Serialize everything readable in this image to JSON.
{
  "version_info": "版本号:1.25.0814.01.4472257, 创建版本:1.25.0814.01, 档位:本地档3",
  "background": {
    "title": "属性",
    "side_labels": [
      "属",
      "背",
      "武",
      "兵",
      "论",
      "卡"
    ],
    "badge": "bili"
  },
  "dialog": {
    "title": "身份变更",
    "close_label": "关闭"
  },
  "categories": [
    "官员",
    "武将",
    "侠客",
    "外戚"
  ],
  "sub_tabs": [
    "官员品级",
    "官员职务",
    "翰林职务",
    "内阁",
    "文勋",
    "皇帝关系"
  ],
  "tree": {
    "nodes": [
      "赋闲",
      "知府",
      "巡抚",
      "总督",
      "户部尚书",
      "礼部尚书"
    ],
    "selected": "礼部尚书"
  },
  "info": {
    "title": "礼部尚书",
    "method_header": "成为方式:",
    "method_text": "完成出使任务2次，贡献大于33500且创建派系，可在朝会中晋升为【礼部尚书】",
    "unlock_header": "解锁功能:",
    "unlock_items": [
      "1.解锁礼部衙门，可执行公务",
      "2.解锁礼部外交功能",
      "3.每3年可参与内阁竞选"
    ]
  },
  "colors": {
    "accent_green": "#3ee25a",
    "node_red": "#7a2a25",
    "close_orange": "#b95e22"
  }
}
==
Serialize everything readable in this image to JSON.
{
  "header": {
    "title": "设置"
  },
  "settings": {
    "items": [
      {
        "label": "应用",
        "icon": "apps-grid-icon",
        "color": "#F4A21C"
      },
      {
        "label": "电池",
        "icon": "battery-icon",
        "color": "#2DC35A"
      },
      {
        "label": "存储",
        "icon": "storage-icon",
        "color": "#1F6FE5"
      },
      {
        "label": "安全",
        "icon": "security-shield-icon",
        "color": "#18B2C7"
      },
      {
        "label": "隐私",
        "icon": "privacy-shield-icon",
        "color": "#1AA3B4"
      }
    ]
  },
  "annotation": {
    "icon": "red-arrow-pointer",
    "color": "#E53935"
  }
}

* WHAT YOU NEED TO DO: Go through the entries above and count the lines containing the word "title"; give only that count.

* SOLUTION TO THE PROBLEM: 4